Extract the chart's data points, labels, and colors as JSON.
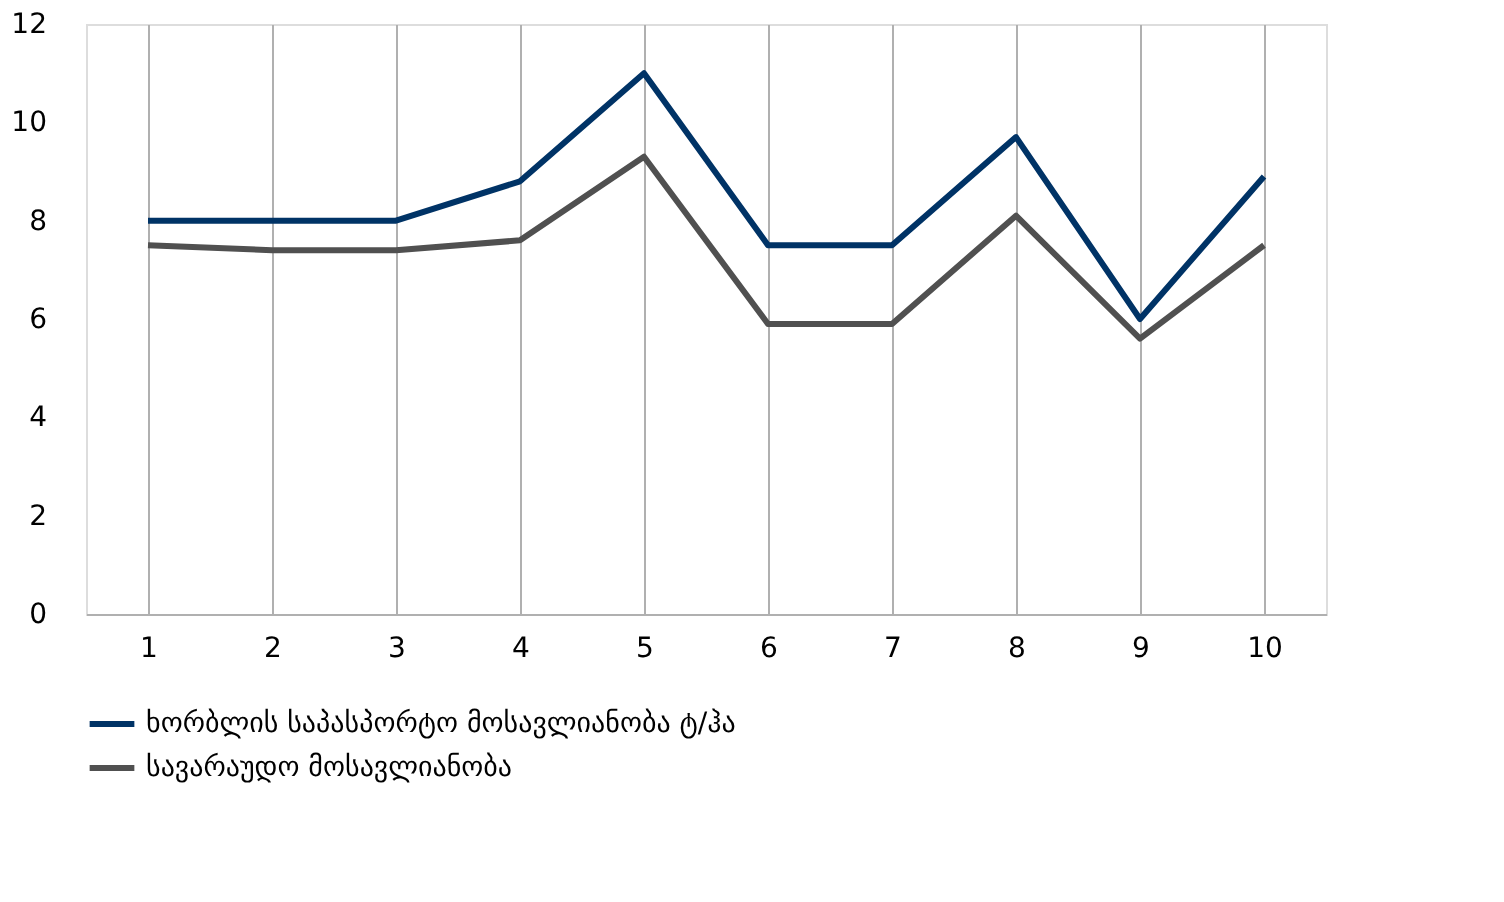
{
  "chart_data": {
    "type": "line",
    "categories": [
      "1",
      "2",
      "3",
      "4",
      "5",
      "6",
      "7",
      "8",
      "9",
      "10"
    ],
    "series": [
      {
        "name": "ხორბლის საპასპორტო მოსავლიანობა ტ/ჰა",
        "color": "#003366",
        "values": [
          8.0,
          8.0,
          8.0,
          8.8,
          11.0,
          7.5,
          7.5,
          9.7,
          6.0,
          8.9
        ]
      },
      {
        "name": "სავარაუდო მოსავლიანობა",
        "color": "#505050",
        "values": [
          7.5,
          7.4,
          7.4,
          7.6,
          9.3,
          5.9,
          5.9,
          8.1,
          5.6,
          7.5
        ]
      }
    ],
    "ylim": [
      0,
      12
    ],
    "yticks": [
      0,
      2,
      4,
      6,
      8,
      10,
      12
    ],
    "grid": "x",
    "legend": "bottom",
    "marker": "none",
    "line_style": "solid"
  }
}
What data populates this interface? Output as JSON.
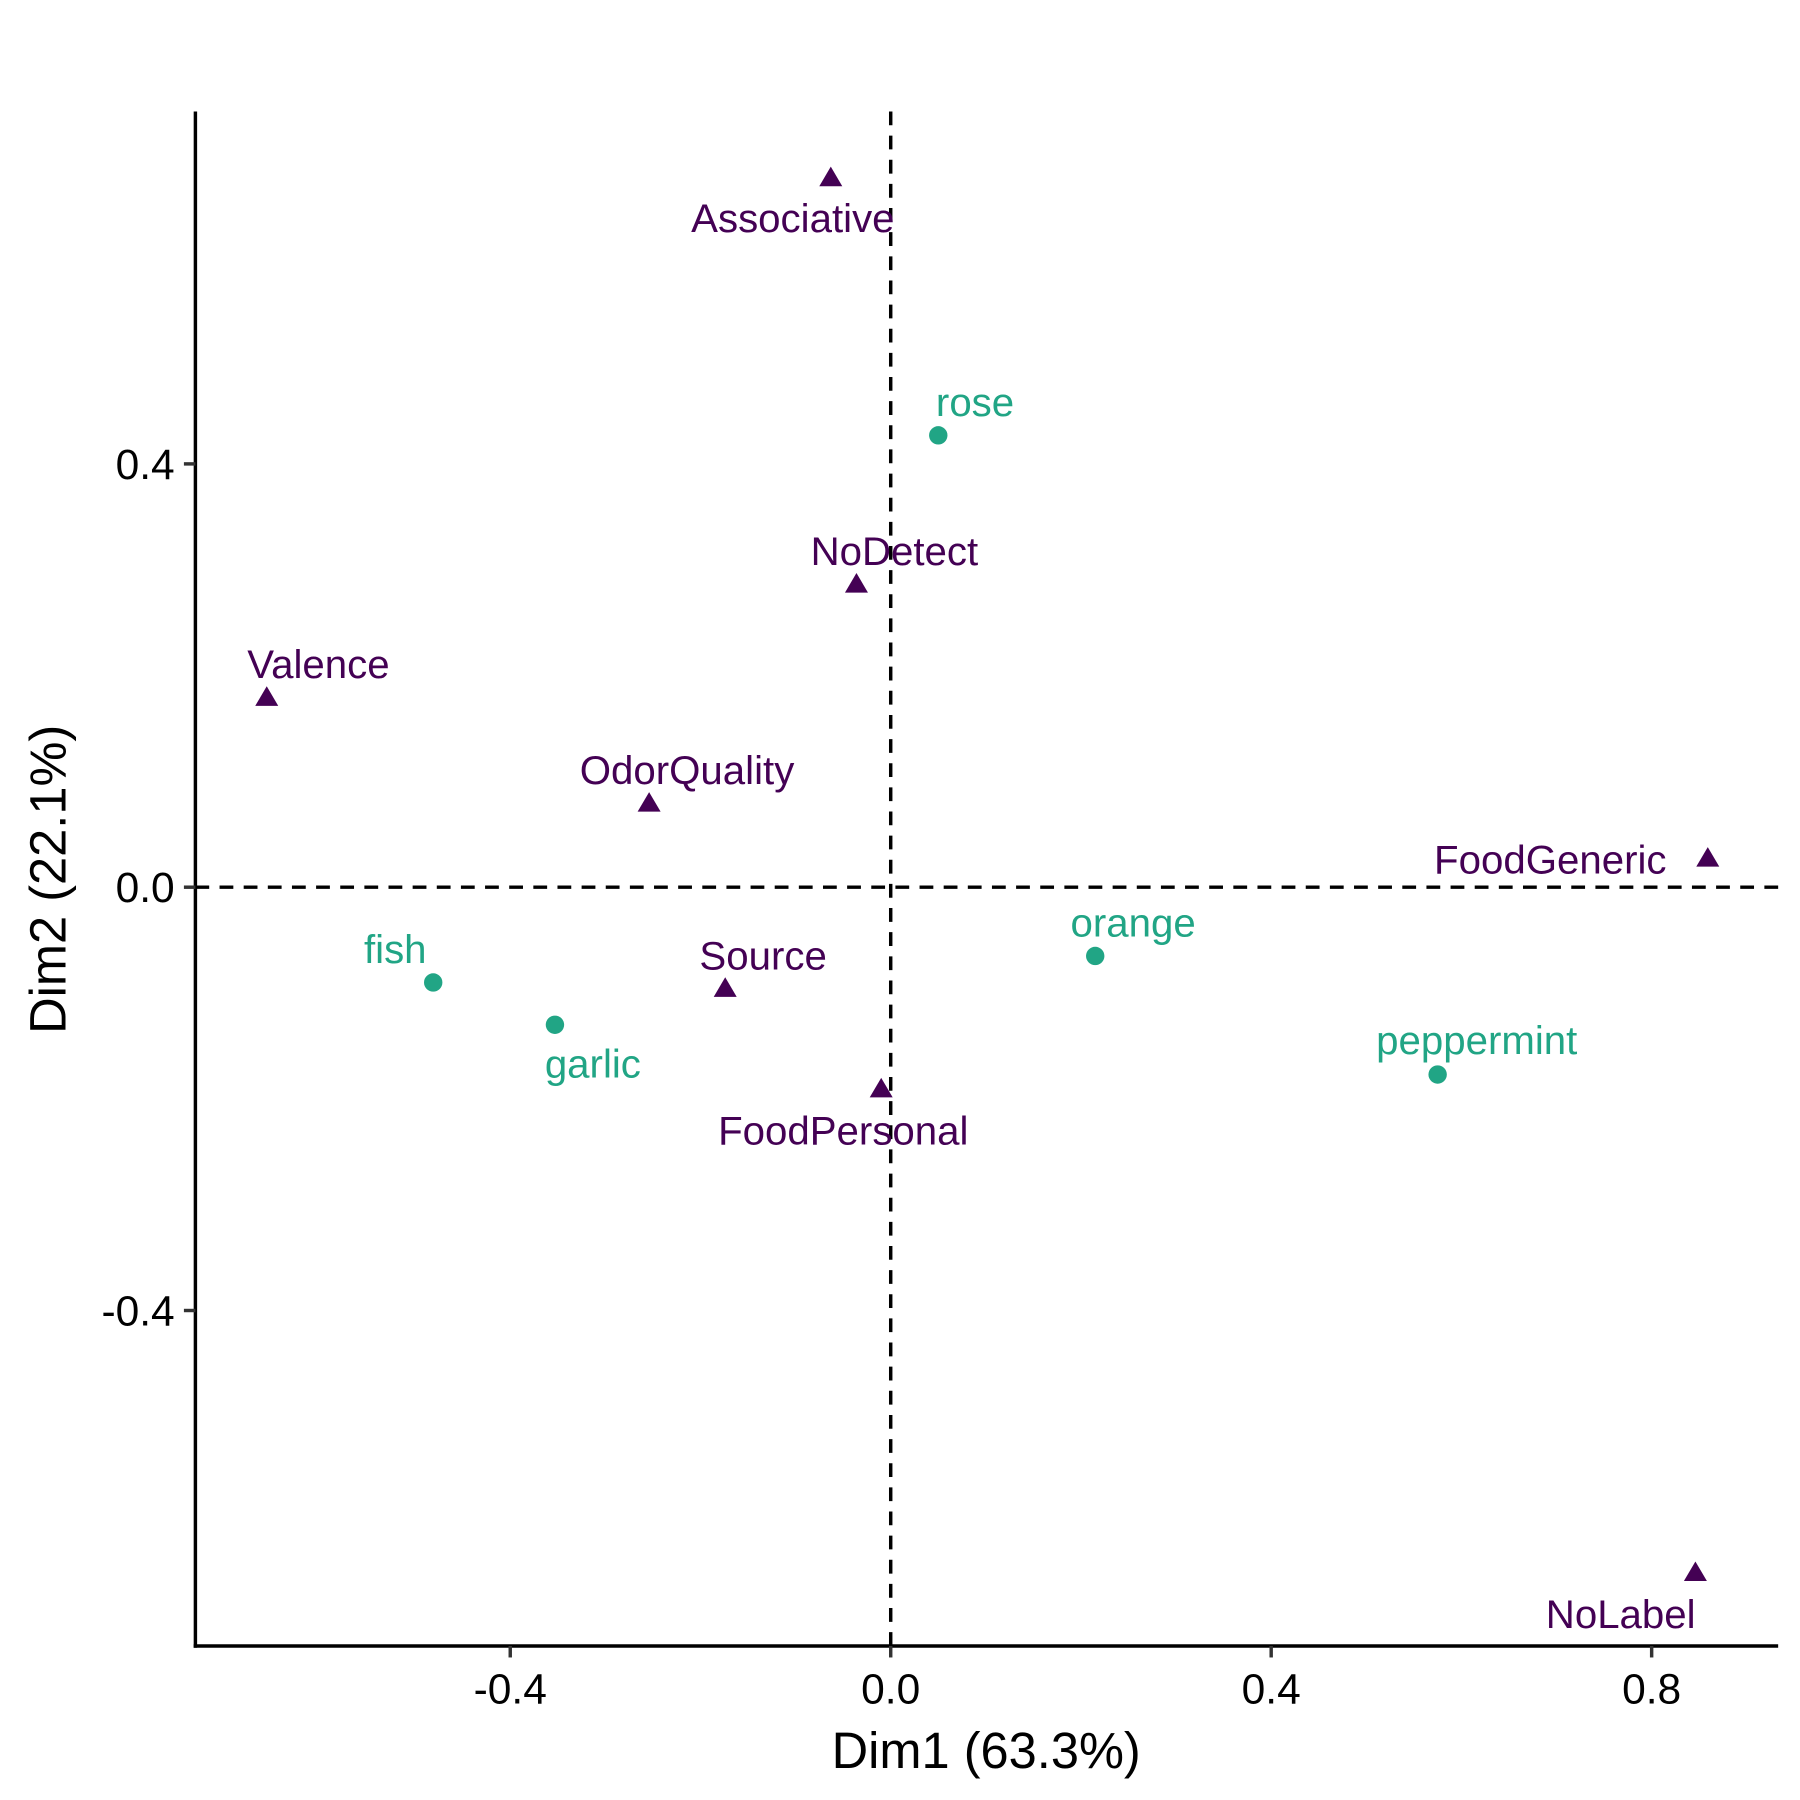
{
  "chart_data": {
    "type": "scatter",
    "title": "",
    "xlabel": "Dim1 (63.3%)",
    "ylabel": "Dim2 (22.1%)",
    "xlim": [
      -0.731,
      0.933
    ],
    "ylim": [
      -0.717,
      0.733
    ],
    "xticks": [
      -0.4,
      0.0,
      0.4,
      0.8
    ],
    "xtick_labels": [
      "-0.4",
      "0.0",
      "0.4",
      "0.8"
    ],
    "yticks": [
      -0.4,
      0.0,
      0.4
    ],
    "ytick_labels": [
      "-0.4",
      "0.0",
      "0.4"
    ],
    "grid": false,
    "reference_lines": {
      "x": 0,
      "y": 0,
      "style": "dashed"
    },
    "colors": {
      "column": "#440154",
      "row": "#21A585"
    },
    "series": [
      {
        "group": "column",
        "marker": "triangle",
        "points": [
          {
            "label": "Associative",
            "x": -0.063,
            "y": 0.67
          },
          {
            "label": "NoDetect",
            "x": -0.036,
            "y": 0.286
          },
          {
            "label": "Valence",
            "x": -0.656,
            "y": 0.179
          },
          {
            "label": "OdorQuality",
            "x": -0.254,
            "y": 0.079
          },
          {
            "label": "FoodGeneric",
            "x": 0.859,
            "y": 0.027
          },
          {
            "label": "Source",
            "x": -0.174,
            "y": -0.096
          },
          {
            "label": "FoodPersonal",
            "x": -0.01,
            "y": -0.191
          },
          {
            "label": "NoLabel",
            "x": 0.846,
            "y": -0.648
          }
        ]
      },
      {
        "group": "row",
        "marker": "circle",
        "points": [
          {
            "label": "rose",
            "x": 0.05,
            "y": 0.427
          },
          {
            "label": "orange",
            "x": 0.215,
            "y": -0.065
          },
          {
            "label": "fish",
            "x": -0.481,
            "y": -0.09
          },
          {
            "label": "garlic",
            "x": -0.353,
            "y": -0.13
          },
          {
            "label": "peppermint",
            "x": 0.575,
            "y": -0.177
          }
        ]
      }
    ]
  }
}
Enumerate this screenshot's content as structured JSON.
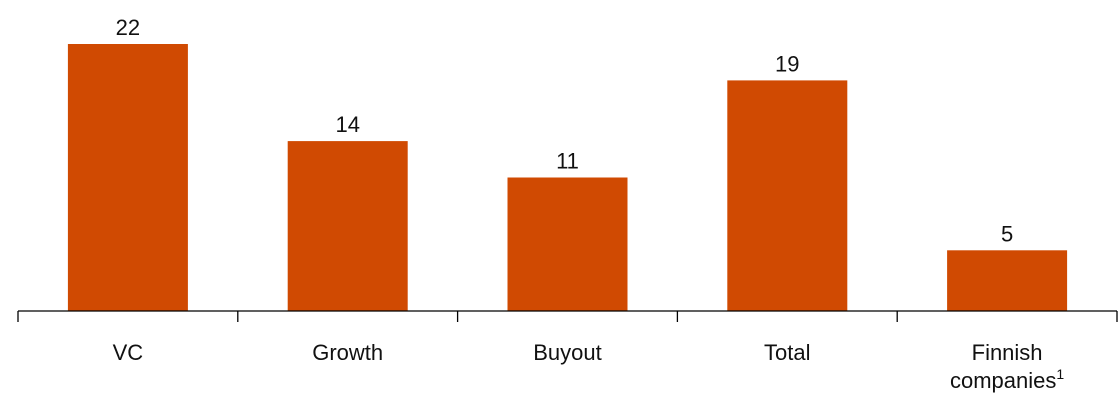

━━━━━━━━━━━━━━━━━━━━━━━━━━━━━━

**WHAT TO DO:** Copy out every line of the data that includes the word "JSON".

**EXERCISE OUTPUT:**
Extract the chart's data points, labels, and colors as JSON.
What data populates this interface? Output as JSON.
Enumerate this screenshot's content as structured JSON.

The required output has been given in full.